For every line in the records that has the word "games", make a copy.
──────── Source data ────────
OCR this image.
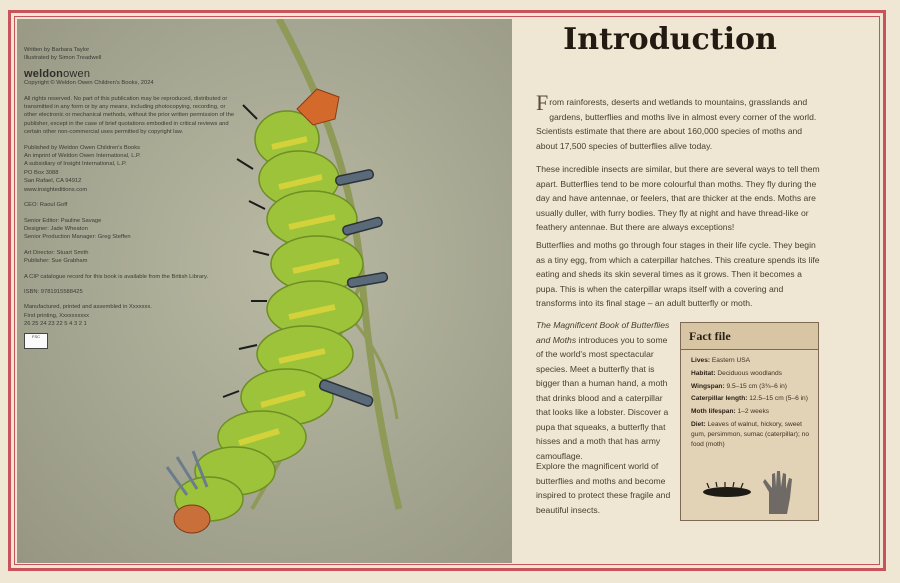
Written by Barbara Taylor
Illustrated by Simon Treadwell

weldonowen

Copyright © Weldon Owen Children's Books, 2024

All rights reserved. No part of this publication may be reproduced, distributed or transmitted in any form or by any means, including photocopying, recording, or other electronic or mechanical methods, without the prior written permission of the publisher, except in the case of brief quotations embodied in critical reviews and certain other non-commercial uses permitted by copyright law.

Published by Weldon Owen Children's Books
An imprint of Weldon Owen International, L.P.
A subsidiary of Insight International, L.P.
PO Box 3088
San Rafael, CA 94912
www.insighteditions.com

CEO: Raoul Goff

Senior Editor: Pauline Savage
Designer: Jade Wheaton
Senior Production Manager: Greg Steffen

Art Director: Stuart Smith
Publisher: Sue Grabham

A CIP catalogue record for this book is available from the British Library.

ISBN: 9781915588425

Manufactured, printed and assembled in Xxxxxxx.
First printing, Xxxxxxxxxx
26 25 24 23 22 5 4 3 2 1
FSC

Introduction
From rainforests, deserts and wetlands to mountains, grasslands and gardens, butterflies and moths live in almost every corner of the world. Scientists estimate that there are about 160,000 species of moths and about 17,500 species of butterflies alive today.
These incredible insects are similar, but there are several ways to tell them apart. Butterflies tend to be more colourful than moths. They fly during the day and have antennae, or feelers, that are thicker at the ends. Moths are usually duller, with furry bodies. They fly at night and have thread-like or feathery antennae. But there are always exceptions!
Butterflies and moths go through four stages in their life cycle. They begin as a tiny egg, from which a caterpillar hatches. This creature spends its life eating and sheds its skin several times as it grows. Then it becomes a pupa. This is when the caterpillar wraps itself with a covering and transforms into its final stage – an adult butterfly or moth.
The Magnificent Book of Butterflies and Moths introduces you to some of the world's most spectacular species. Meet a butterfly that is bigger than a human hand, a moth that drinks blood and a caterpillar that looks like a lobster. Discover a pupa that squeaks, a butterfly that hisses and a moth that has army camouflage.
Explore the magnificent world of butterflies and moths and become inspired to protect these fragile and beautiful insects.
Fact file
Lives: Eastern USA
Habitat: Deciduous woodlands
Wingspan: 9.5–15 cm (3¾–6 in)
Caterpillar length: 12.5–15 cm (5–6 in)
Moth lifespan: 1–2 weeks
Diet: Leaves of walnut, hickory, sweet gum, persimmon, sumac (caterpillar); no food (moth)
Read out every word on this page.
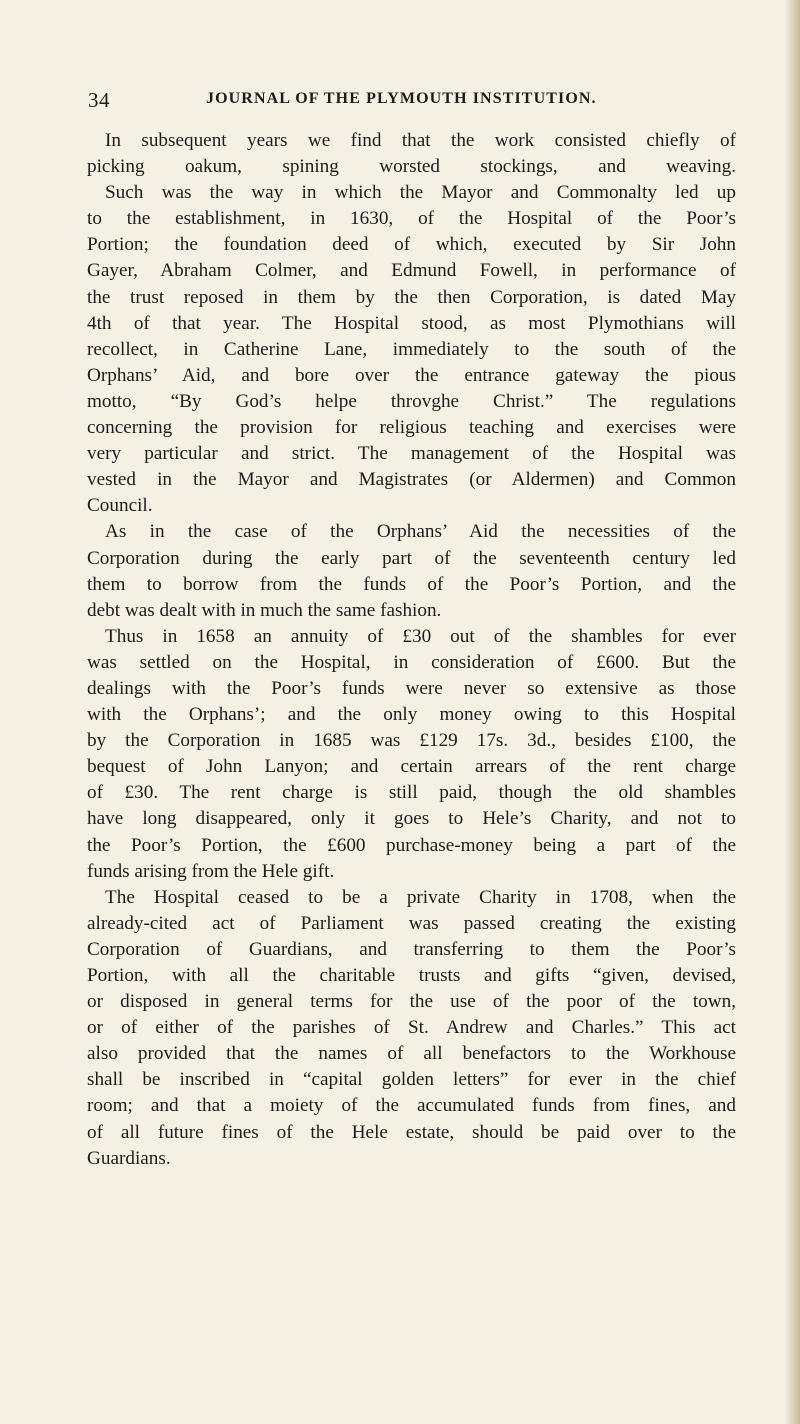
34	JOURNAL OF THE PLYMOUTH INSTITUTION.
In subsequent years we find that the work consisted chiefly of
picking oakum, spining worsted stockings, and weaving.
Such was the way in which the Mayor and Commonalty led up
to the establishment, in 1630, of the Hospital of the Poor’s
Portion; the foundation deed of which, executed by Sir John
Gayer, Abraham Colmer, and Edmund Fowell, in performance of
the trust reposed in them by the then Corporation, is dated May
4th of that year. The Hospital stood, as most Plymothians will
recollect, in Catherine Lane, immediately to the south of the
Orphans’ Aid, and bore over the entrance gateway the pious
motto, “By God’s helpe throvghe Christ.” The regulations
concerning the provision for religious teaching and exercises were
very particular and strict. The management of the Hospital was
vested in the Mayor and Magistrates (or Aldermen) and Common
Council.
As in the case of the Orphans’ Aid the necessities of the
Corporation during the early part of the seventeenth century led
them to borrow from the funds of the Poor’s Portion, and the
debt was dealt with in much the same fashion.
Thus in 1658 an annuity of £30 out of the shambles for ever
was settled on the Hospital, in consideration of £600. But the
dealings with the Poor’s funds were never so extensive as those
with the Orphans’; and the only money owing to this Hospital
by the Corporation in 1685 was £129 17s. 3d., besides £100, the
bequest of John Lanyon; and certain arrears of the rent charge
of £30. The rent charge is still paid, though the old shambles
have long disappeared, only it goes to Hele’s Charity, and not to
the Poor’s Portion, the £600 purchase-money being a part of the
funds arising from the Hele gift.
The Hospital ceased to be a private Charity in 1708, when the
already-cited act of Parliament was passed creating the existing
Corporation of Guardians, and transferring to them the Poor’s
Portion, with all the charitable trusts and gifts “given, devised,
or disposed in general terms for the use of the poor of the town,
or of either of the parishes of St. Andrew and Charles.” This act
also provided that the names of all benefactors to the Workhouse
shall be inscribed in “capital golden letters” for ever in the chief
room; and that a moiety of the accumulated funds from fines, and
of all future fines of the Hele estate, should be paid over to the
Guardians.
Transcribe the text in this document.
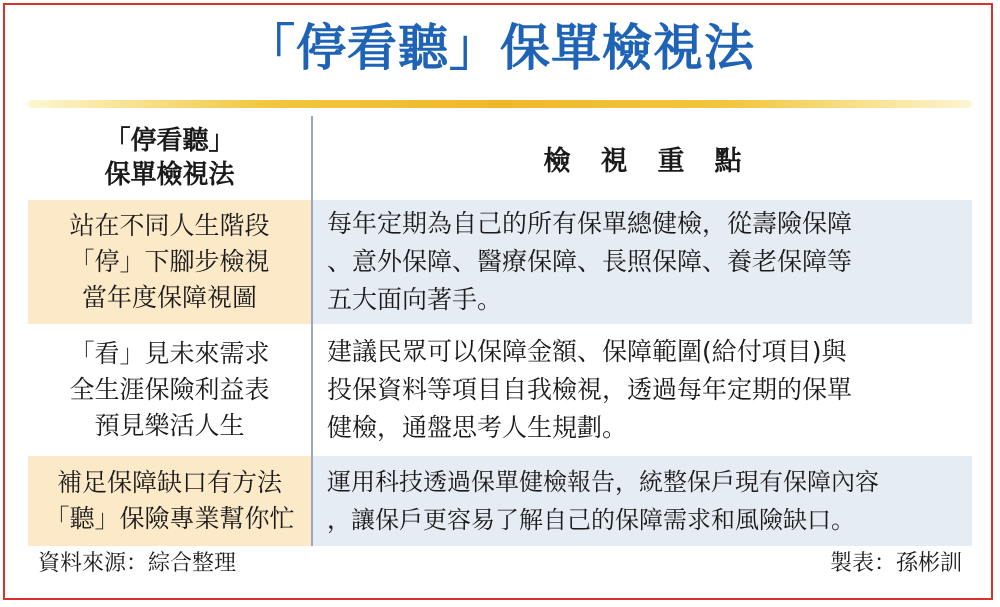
「停看聽」保單檢視法
「停看聽」
保單檢視法	檢視重點

站在不同人生階段
「停」下腳步檢視
當年度保障視圖	每年定期為自己的所有保單總健檢，從壽險保障
、意外保障、醫療保障、長照保障、養老保障等
五大面向著手。

「看」見未來需求
全生涯保險利益表
預見樂活人生	建議民眾可以保障金額、保障範圍(給付項目)與
投保資料等項目自我檢視，透過每年定期的保單
健檢，通盤思考人生規劃。

補足保障缺口有方法
「聽」保險專業幫你忙	運用科技透過保單健檢報告，統整保戶現有保障內容
，讓保戶更容易了解自己的保障需求和風險缺口。
資料來源：綜合整理	製表：孫彬訓
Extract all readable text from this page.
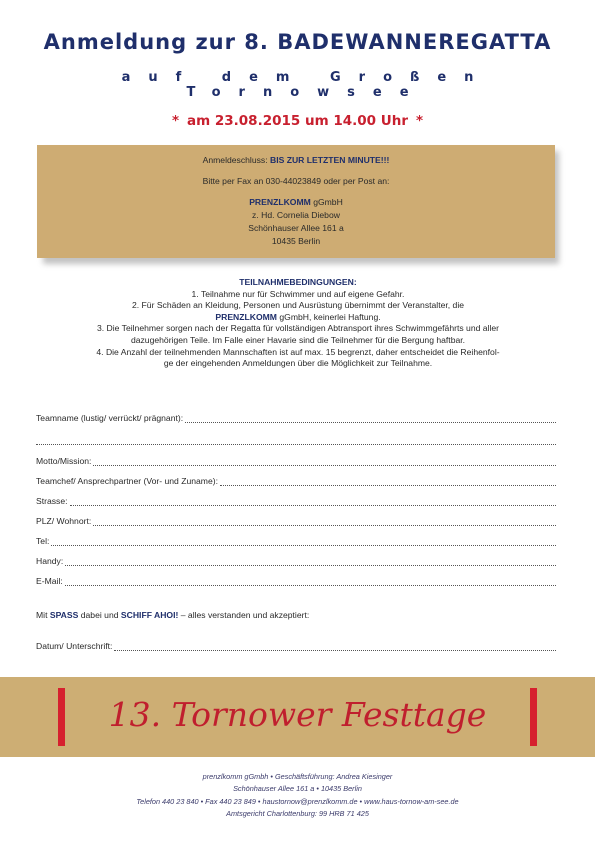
Anmeldung zur 8. BADEWANNEREGATTA
auf dem Großen Tornowsee
* am 23.08.2015 um 14.00 Uhr *
Anmeldeschluss: BIS ZUR LETZTEN MINUTE!!!
Bitte per Fax an 030-44023849 oder per Post an:
PRENZLKOMM gGmbH
z. Hd. Cornelia Diebow
Schönhauser Allee 161 a
10435 Berlin
TEILNAHMEBEDINGUNGEN:
1. Teilnahme nur für Schwimmer und auf eigene Gefahr.
2. Für Schäden an Kleidung, Personen und Ausrüstung übernimmt der Veranstalter, die
PRENZLKOMM gGmbH, keinerlei Haftung.
3. Die Teilnehmer sorgen nach der Regatta für vollständigen Abtransport ihres Schwimmgefährts und aller
dazugehörigen Teile. Im Falle einer Havarie sind die Teilnehmer für die Bergung haftbar.
4. Die Anzahl der teilnehmenden Mannschaften ist auf max. 15 begrenzt, daher entscheidet die Reihenfol-
ge der eingehenden Anmeldungen über die Möglichkeit zur Teilnahme.
Teamname (lustig/ verrückt/ prägnant):
Motto/Mission:
Teamchef/ Ansprechpartner (Vor- und Zuname):
Strasse:
PLZ/ Wohnort:
Tel:
Handy:
E-Mail:
Mit SPASS dabei und SCHIFF AHOI! – alles verstanden und akzeptiert:
Datum/ Unterschrift:
13. Tornower Festtage
prenzlkomm gGmbh • Geschäftsführung: Andrea Kiesinger
Schönhauser Allee 161 a • 10435 Berlin
Telefon 440 23 840 • Fax 440 23 849 • haustornow@prenzlkomm.de • www.haus-tornow-am-see.de
Amtsgericht Charlottenburg: 99 HRB 71 425
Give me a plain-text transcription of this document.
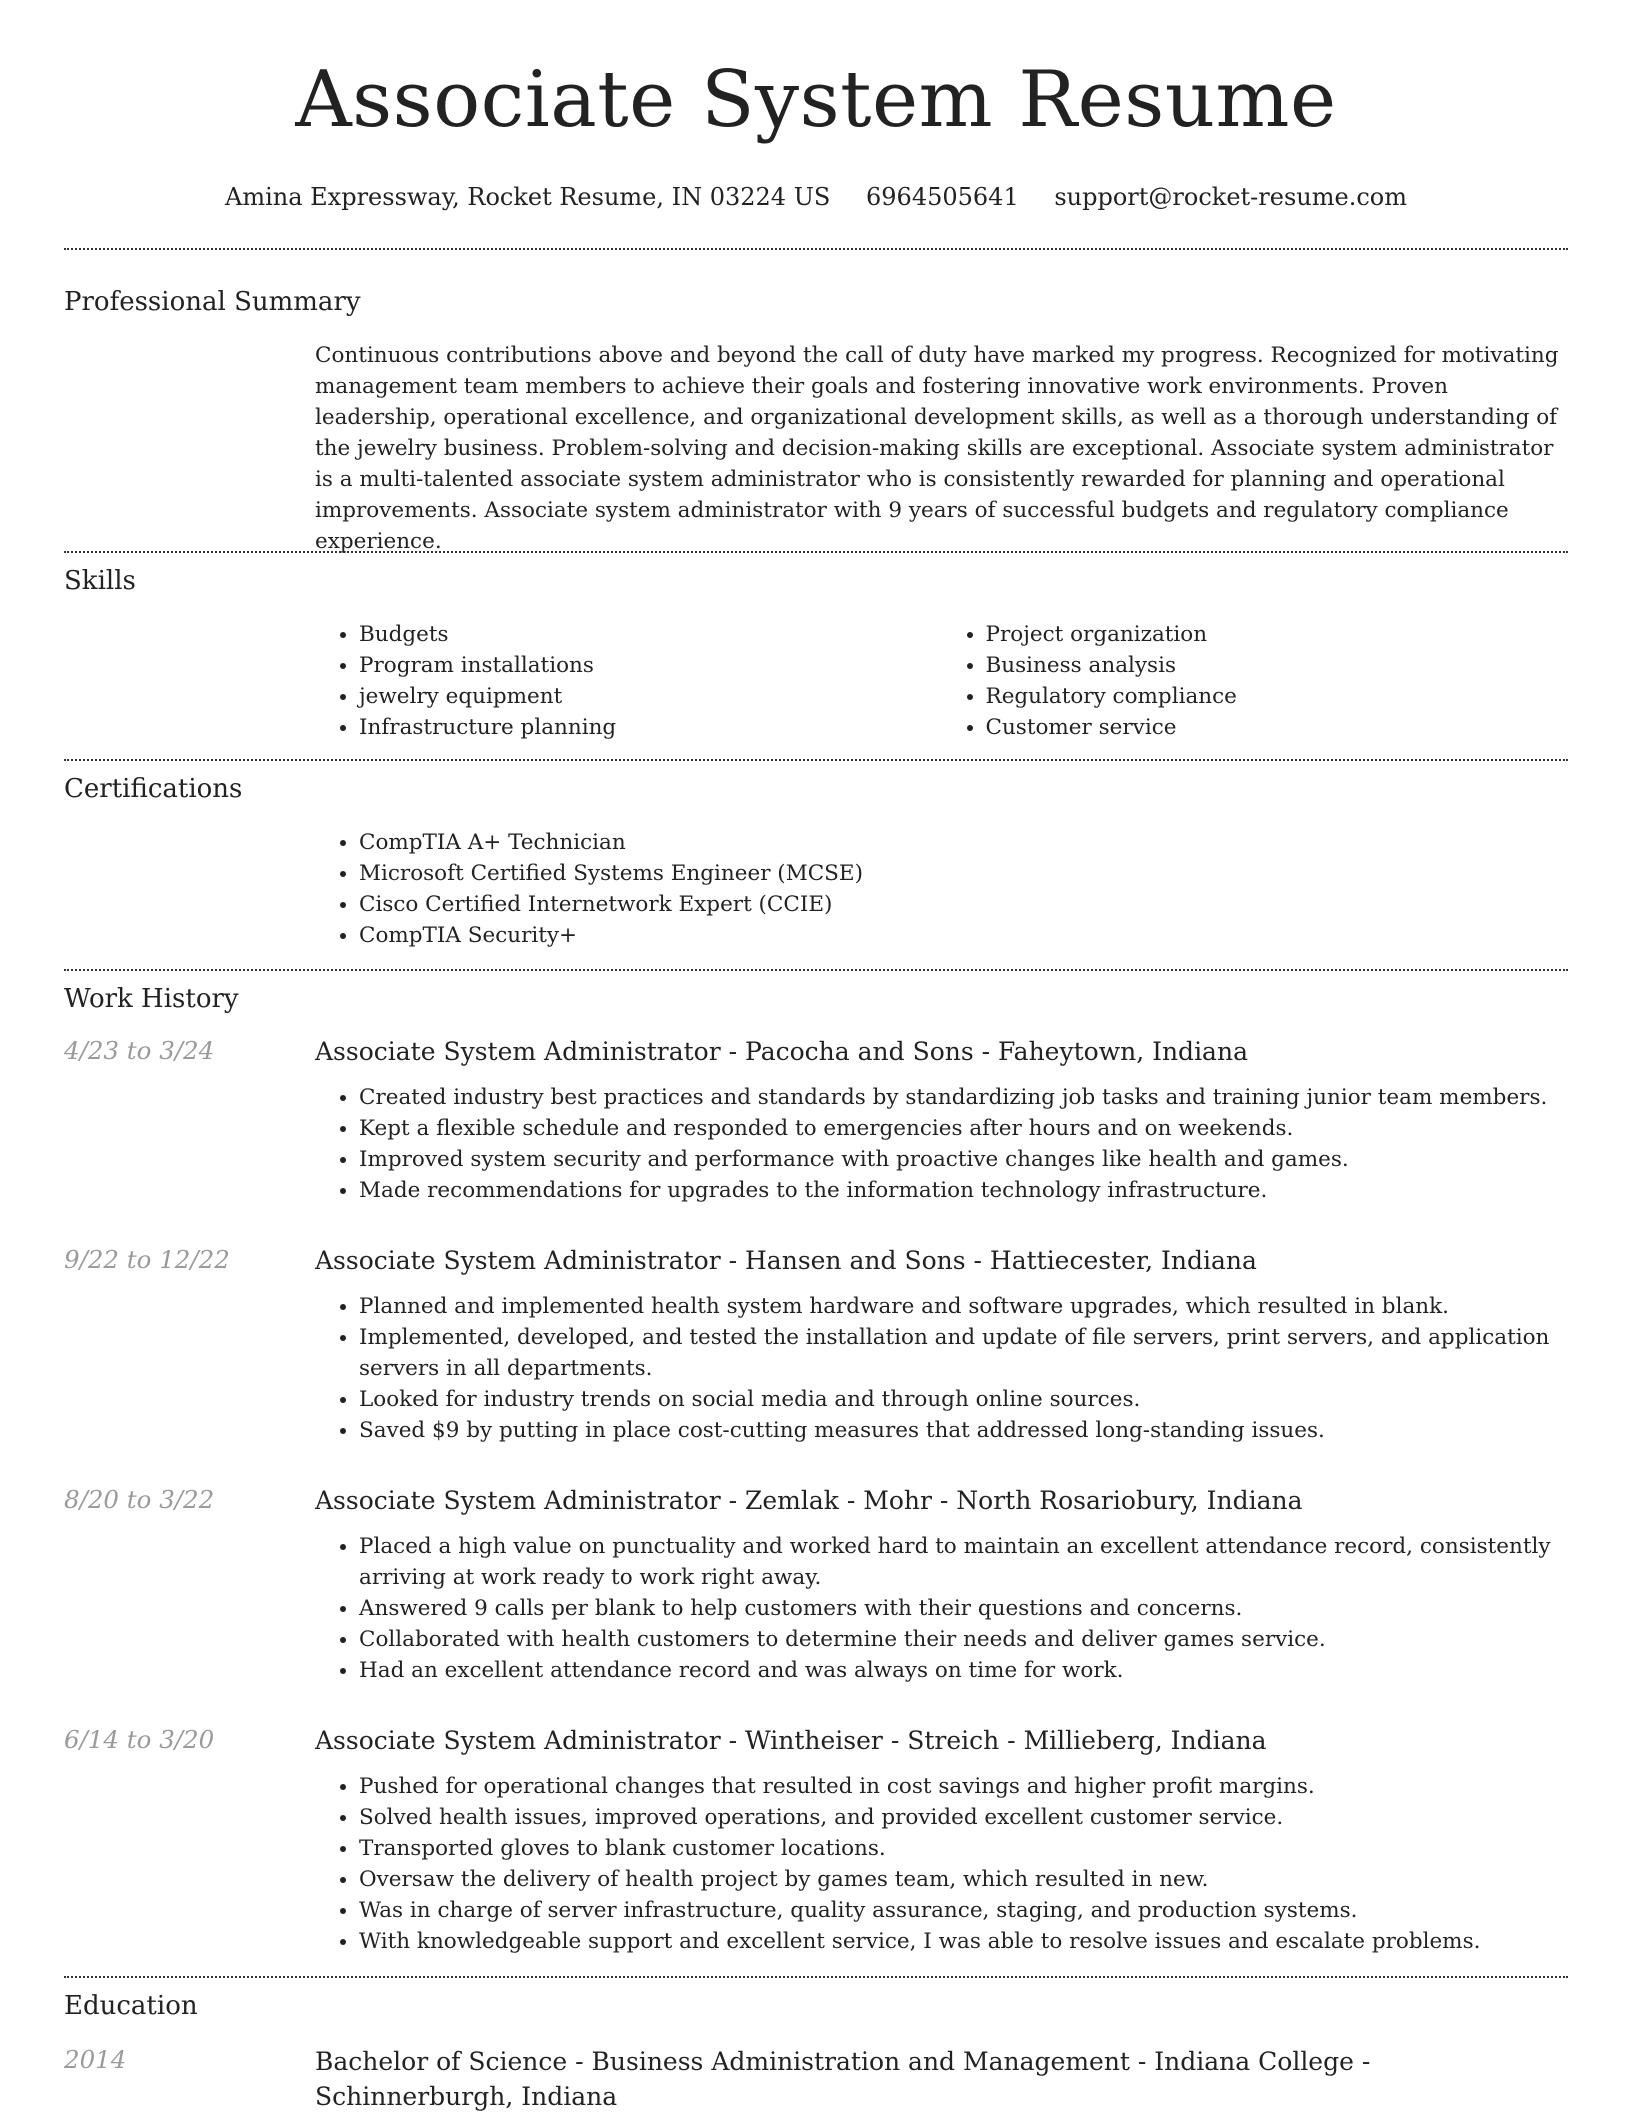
Associate System Resume
Amina Expressway, Rocket Resume, IN 03224 US 6964505641 support@rocket-resume.com
Professional Summary

Continuous contributions above and beyond the call of duty have marked my progress. Recognized for motivating management team members to achieve their goals and fostering innovative work environments. Proven leadership, operational excellence, and organizational development skills, as well as a thorough understanding of the jewelry business. Problem-solving and decision-making skills are exceptional. Associate system administrator is a multi-talented associate system administrator who is consistently rewarded for planning and operational improvements. Associate system administrator with 9 years of successful budgets and regulatory compliance experience.

Skills
• Budgets
• Program installations
• jewelry equipment
• Infrastructure planning
• Project organization
• Business analysis
• Regulatory compliance
• Customer service
Certifications
• CompTIA A+ Technician
• Microsoft Certified Systems Engineer (MCSE)
• Cisco Certified Internetwork Expert (CCIE)
• CompTIA Security+
Work History
4/23 to 3/24	Associate System Administrator - Pacocha and Sons - Faheytown, Indiana
• Created industry best practices and standards by standardizing job tasks and training junior team members.
• Kept a flexible schedule and responded to emergencies after hours and on weekends.
• Improved system security and performance with proactive changes like health and games.
• Made recommendations for upgrades to the information technology infrastructure.
9/22 to 12/22	Associate System Administrator - Hansen and Sons - Hattiecester, Indiana
• Planned and implemented health system hardware and software upgrades, which resulted in blank.
• Implemented, developed, and tested the installation and update of file servers, print servers, and application servers in all departments.
• Looked for industry trends on social media and through online sources.
• Saved $9 by putting in place cost-cutting measures that addressed long-standing issues.
8/20 to 3/22	Associate System Administrator - Zemlak - Mohr - North Rosariobury, Indiana
• Placed a high value on punctuality and worked hard to maintain an excellent attendance record, consistently arriving at work ready to work right away.
• Answered 9 calls per blank to help customers with their questions and concerns.
• Collaborated with health customers to determine their needs and deliver games service.
• Had an excellent attendance record and was always on time for work.
6/14 to 3/20	Associate System Administrator - Wintheiser - Streich - Millieberg, Indiana
• Pushed for operational changes that resulted in cost savings and higher profit margins.
• Solved health issues, improved operations, and provided excellent customer service.
• Transported gloves to blank customer locations.
• Oversaw the delivery of health project by games team, which resulted in new.
• Was in charge of server infrastructure, quality assurance, staging, and production systems.
• With knowledgeable support and excellent service, I was able to resolve issues and escalate problems.
Education
2014	Bachelor of Science - Business Administration and Management - Indiana College - Schinnerburgh, Indiana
────────
Problem solution:
• Improved system security and performance with proactive changes like health and games.
• Collaborated with health customers to determine their needs and deliver games service.
• Oversaw the delivery of health project by games team, which resulted in new.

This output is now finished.